→ Working data:
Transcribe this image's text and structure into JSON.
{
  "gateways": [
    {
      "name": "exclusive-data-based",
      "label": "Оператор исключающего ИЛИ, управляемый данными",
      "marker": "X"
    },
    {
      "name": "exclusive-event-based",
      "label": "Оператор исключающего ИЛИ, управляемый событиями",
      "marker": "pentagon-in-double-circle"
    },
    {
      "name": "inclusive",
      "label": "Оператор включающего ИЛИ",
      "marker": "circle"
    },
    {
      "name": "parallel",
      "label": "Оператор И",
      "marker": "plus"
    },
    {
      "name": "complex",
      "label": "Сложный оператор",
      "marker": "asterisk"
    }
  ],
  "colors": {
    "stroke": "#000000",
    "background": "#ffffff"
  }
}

→ Given task:
Write all of the records out again exactly.

→ Exercise answer:
Transcribe this image's text and structure into JSON.
{
  "gateways": [
    {
      "name": "exclusive-data-based",
      "label": "Оператор исключающего ИЛИ, управляемый данными",
      "marker": "X"
    },
    {
      "name": "exclusive-event-based",
      "label": "Оператор исключающего ИЛИ, управляемый событиями",
      "marker": "pentagon-in-double-circle"
    },
    {
      "name": "inclusive",
      "label": "Оператор включающего ИЛИ",
      "marker": "circle"
    },
    {
      "name": "parallel",
      "label": "Оператор И",
      "marker": "plus"
    },
    {
      "name": "complex",
      "label": "Сложный оператор",
      "marker": "asterisk"
    }
  ],
  "colors": {
    "stroke": "#000000",
    "background": "#ffffff"
  }
}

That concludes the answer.